Written instruction >>
Update the lines from the first one through the line containing "pt-mle-value <box>1393 577 1590 646</box>", changing "param-unit" to "parameter-unit" and keeping everything else the same.

Records from a collection >>
%%
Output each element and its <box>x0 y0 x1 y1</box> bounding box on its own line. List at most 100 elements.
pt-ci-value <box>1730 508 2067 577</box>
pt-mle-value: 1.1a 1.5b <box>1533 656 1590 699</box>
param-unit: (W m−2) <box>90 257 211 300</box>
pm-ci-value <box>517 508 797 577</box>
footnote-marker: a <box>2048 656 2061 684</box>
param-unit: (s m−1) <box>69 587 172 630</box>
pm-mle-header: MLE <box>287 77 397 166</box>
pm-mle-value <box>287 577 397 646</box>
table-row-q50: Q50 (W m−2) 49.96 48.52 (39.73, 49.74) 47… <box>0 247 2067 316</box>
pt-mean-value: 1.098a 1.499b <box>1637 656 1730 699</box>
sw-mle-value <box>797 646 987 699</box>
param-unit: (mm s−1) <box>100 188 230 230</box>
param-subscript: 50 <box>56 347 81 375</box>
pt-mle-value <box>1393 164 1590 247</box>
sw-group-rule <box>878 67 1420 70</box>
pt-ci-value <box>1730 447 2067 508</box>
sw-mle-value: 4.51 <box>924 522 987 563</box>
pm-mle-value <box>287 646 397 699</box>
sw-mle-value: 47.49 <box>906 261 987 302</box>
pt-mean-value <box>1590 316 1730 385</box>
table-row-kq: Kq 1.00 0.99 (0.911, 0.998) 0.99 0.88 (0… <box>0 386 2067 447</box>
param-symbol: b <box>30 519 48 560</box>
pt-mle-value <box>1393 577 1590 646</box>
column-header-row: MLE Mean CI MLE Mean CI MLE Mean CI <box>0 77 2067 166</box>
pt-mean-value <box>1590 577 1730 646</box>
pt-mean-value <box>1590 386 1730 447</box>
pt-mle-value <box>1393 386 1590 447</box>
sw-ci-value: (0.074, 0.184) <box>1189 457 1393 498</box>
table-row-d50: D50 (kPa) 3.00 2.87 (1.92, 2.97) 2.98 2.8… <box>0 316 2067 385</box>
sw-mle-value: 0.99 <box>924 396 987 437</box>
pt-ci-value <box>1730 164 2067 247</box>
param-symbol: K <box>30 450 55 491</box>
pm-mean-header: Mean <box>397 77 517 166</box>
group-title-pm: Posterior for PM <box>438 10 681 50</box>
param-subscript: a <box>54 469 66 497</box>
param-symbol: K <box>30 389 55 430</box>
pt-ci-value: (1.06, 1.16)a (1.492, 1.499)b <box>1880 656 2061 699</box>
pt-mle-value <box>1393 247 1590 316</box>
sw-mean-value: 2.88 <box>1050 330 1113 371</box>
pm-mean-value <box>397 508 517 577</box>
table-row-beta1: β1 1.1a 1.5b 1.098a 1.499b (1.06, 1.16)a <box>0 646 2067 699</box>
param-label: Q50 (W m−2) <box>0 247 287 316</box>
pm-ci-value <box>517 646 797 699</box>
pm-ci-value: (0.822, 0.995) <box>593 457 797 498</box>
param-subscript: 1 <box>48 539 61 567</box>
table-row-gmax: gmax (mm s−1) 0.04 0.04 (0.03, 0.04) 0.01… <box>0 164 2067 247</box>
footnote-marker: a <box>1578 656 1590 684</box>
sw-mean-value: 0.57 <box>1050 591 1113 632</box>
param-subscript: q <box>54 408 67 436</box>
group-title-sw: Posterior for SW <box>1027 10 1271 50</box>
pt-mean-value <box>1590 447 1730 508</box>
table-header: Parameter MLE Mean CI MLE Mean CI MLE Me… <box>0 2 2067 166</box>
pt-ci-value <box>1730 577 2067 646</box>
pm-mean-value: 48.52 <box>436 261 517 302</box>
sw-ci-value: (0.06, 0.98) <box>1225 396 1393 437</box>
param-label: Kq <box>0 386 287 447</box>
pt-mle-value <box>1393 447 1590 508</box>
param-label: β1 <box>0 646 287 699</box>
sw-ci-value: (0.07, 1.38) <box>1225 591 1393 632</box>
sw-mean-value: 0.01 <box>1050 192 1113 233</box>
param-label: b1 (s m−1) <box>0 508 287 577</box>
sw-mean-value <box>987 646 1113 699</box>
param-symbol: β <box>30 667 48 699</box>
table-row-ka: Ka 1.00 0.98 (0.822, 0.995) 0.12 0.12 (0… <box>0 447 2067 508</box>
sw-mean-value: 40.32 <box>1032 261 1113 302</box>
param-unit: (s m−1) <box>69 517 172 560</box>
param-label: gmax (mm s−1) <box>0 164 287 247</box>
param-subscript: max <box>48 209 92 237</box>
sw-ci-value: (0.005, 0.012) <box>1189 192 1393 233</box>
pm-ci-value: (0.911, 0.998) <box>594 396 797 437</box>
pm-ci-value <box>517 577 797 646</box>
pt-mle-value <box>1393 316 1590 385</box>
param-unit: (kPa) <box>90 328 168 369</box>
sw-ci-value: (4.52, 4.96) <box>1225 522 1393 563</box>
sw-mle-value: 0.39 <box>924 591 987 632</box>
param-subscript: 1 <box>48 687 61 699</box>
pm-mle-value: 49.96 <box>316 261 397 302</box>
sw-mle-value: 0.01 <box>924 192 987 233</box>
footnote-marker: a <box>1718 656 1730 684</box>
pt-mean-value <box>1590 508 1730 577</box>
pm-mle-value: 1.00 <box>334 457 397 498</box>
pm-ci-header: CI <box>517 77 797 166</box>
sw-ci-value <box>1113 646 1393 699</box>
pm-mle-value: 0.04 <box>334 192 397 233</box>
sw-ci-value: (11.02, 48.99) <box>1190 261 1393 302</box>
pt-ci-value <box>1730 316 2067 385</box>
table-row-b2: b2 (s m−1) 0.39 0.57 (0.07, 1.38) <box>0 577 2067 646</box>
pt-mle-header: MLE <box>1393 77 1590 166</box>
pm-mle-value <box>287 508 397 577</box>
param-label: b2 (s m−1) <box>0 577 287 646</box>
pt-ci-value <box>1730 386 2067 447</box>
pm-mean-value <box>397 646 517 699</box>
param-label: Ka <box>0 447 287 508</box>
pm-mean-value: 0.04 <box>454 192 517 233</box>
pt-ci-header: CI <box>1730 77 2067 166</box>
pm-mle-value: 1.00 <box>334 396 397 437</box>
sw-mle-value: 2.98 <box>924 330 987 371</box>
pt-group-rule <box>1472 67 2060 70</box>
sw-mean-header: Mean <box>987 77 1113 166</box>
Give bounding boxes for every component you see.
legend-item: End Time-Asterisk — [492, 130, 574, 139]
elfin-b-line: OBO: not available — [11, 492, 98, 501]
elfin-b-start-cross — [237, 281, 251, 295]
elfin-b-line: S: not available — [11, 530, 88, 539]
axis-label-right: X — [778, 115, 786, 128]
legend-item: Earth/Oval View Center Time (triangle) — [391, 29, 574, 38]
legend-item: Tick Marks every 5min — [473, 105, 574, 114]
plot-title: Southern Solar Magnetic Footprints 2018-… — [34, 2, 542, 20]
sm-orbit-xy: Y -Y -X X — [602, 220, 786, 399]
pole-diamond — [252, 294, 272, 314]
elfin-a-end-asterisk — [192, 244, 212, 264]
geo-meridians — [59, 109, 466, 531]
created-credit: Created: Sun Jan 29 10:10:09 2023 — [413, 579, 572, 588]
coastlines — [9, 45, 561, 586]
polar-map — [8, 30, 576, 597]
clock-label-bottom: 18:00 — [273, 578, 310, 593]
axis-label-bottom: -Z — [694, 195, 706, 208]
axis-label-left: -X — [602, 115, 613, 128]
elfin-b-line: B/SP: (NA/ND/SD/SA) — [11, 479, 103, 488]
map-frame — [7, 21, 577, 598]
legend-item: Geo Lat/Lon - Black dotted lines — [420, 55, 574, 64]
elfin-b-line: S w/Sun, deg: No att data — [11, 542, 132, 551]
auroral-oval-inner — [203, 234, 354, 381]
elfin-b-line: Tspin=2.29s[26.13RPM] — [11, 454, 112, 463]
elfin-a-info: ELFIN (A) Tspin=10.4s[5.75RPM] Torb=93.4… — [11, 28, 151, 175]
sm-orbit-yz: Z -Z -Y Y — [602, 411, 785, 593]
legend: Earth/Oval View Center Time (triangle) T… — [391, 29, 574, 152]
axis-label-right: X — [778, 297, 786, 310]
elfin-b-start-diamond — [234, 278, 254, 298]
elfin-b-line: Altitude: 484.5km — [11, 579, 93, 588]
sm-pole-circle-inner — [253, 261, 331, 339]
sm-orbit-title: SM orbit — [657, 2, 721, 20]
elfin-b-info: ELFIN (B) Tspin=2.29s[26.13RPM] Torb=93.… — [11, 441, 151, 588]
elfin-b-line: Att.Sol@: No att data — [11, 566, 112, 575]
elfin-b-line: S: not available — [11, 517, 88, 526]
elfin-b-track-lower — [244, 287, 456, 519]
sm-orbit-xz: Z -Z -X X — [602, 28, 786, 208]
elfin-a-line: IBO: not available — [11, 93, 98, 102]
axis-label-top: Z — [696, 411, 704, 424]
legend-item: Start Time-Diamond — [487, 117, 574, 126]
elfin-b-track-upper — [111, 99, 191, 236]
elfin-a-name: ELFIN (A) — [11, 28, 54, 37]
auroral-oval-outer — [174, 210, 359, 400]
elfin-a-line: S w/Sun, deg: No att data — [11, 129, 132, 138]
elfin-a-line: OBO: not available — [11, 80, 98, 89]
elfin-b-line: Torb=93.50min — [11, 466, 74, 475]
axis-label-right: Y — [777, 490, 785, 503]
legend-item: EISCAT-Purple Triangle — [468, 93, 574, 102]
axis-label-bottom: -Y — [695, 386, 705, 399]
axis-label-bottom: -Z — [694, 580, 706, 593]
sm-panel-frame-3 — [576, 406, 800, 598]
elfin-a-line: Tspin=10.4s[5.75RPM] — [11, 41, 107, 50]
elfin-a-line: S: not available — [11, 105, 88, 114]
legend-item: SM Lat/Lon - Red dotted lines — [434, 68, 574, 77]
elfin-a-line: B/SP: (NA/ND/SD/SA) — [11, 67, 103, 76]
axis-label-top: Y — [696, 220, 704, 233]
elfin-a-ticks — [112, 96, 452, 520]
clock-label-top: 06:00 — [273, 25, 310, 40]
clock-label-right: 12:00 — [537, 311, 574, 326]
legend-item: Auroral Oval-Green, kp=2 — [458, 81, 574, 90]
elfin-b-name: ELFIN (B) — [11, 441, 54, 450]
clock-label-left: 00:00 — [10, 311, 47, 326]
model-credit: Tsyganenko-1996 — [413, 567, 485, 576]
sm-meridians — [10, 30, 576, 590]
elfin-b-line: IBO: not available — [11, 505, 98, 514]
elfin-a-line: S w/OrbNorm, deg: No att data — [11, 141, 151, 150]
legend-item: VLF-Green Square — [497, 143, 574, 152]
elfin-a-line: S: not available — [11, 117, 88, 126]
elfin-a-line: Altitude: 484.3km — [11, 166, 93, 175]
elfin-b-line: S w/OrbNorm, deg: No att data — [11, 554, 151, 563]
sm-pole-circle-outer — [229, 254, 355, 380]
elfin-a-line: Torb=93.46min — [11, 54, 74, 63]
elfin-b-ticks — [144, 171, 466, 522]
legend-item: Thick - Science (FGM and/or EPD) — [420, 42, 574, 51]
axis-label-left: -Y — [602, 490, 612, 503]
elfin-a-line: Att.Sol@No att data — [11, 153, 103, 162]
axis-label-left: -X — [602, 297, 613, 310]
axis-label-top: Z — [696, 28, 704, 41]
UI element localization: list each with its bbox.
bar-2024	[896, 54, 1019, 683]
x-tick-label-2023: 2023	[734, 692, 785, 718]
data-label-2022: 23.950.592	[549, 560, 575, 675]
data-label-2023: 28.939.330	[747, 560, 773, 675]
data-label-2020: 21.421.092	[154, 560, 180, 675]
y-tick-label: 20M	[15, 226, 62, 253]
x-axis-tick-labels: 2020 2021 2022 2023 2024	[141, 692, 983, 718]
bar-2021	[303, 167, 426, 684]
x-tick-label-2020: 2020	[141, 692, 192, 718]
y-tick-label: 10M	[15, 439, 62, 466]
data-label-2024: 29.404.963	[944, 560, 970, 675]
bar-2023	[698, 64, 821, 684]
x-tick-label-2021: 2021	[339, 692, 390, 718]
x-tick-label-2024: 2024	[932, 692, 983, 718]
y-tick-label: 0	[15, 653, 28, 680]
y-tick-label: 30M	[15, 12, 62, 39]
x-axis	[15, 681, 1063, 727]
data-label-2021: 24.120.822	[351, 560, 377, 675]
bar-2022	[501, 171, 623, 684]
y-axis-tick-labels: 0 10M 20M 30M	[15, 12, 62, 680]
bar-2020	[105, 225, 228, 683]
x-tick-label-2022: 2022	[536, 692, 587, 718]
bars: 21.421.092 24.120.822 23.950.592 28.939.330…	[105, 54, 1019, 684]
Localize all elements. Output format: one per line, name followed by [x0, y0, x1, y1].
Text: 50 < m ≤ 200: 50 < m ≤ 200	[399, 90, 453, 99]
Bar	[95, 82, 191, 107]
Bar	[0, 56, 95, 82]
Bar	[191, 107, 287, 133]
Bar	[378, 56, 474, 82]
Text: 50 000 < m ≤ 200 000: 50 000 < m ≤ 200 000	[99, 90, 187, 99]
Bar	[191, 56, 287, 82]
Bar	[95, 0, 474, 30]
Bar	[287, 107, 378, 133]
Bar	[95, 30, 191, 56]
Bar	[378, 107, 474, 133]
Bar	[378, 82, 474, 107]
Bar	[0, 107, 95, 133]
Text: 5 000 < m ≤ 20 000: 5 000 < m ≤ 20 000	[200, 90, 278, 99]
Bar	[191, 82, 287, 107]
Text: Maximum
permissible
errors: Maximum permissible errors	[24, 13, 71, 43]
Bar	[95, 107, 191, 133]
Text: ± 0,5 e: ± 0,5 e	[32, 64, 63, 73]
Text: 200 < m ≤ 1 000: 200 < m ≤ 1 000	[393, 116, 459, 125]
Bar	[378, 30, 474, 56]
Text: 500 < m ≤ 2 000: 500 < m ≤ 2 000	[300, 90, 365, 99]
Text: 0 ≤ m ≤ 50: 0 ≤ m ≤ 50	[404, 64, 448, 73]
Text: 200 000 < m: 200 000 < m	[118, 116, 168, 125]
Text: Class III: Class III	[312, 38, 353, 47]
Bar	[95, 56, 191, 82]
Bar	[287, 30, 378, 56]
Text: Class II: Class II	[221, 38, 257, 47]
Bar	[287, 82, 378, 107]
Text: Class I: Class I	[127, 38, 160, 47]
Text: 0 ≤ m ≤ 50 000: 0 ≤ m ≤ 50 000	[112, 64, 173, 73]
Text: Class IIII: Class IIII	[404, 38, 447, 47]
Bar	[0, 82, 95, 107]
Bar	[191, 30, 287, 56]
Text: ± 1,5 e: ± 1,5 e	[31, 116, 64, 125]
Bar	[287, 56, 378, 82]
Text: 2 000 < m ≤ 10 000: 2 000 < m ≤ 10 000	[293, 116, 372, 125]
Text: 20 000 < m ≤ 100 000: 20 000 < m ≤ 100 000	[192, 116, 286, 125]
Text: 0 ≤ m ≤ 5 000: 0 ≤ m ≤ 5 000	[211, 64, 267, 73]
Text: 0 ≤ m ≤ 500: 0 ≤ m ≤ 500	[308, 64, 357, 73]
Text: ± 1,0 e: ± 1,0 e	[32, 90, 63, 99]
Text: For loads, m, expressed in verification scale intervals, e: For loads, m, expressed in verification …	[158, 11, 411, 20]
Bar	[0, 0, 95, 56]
%%
Full answer >>
Output each element and its <box>x0 y0 x1 y1</box> bounding box on its own line. List at most 100 elements.
pt-ci-value <box>1730 508 2067 577</box>
pt-mle-value: 1.1a 1.5b <box>1533 656 1590 699</box>
parameter-unit: (W m−2) <box>90 257 211 300</box>
pm-ci-value <box>517 508 797 577</box>
footnote-marker: a <box>2048 656 2061 684</box>
parameter-unit: (s m−1) <box>69 587 172 630</box>
pm-mle-header: MLE <box>287 77 397 166</box>
pm-mle-value <box>287 577 397 646</box>
table-row-q50: Q50 (W m−2) 49.96 48.52 (39.73, 49.74) 47… <box>0 247 2067 316</box>
pt-mean-value: 1.098a 1.499b <box>1637 656 1730 699</box>
sw-mle-value <box>797 646 987 699</box>
parameter-unit: (mm s−1) <box>100 188 230 230</box>
param-subscript: 50 <box>56 347 81 375</box>
pt-mle-value <box>1393 164 1590 247</box>
sw-group-rule <box>878 67 1420 70</box>
pt-ci-value <box>1730 447 2067 508</box>
sw-mle-value: 4.51 <box>924 522 987 563</box>
pm-mle-value <box>287 646 397 699</box>
sw-mle-value: 47.49 <box>906 261 987 302</box>
pt-mean-value <box>1590 316 1730 385</box>
table-row-kq: Kq 1.00 0.99 (0.911, 0.998) 0.99 0.88 (0… <box>0 386 2067 447</box>
param-symbol: b <box>30 519 48 560</box>
pt-mle-value <box>1393 577 1590 646</box>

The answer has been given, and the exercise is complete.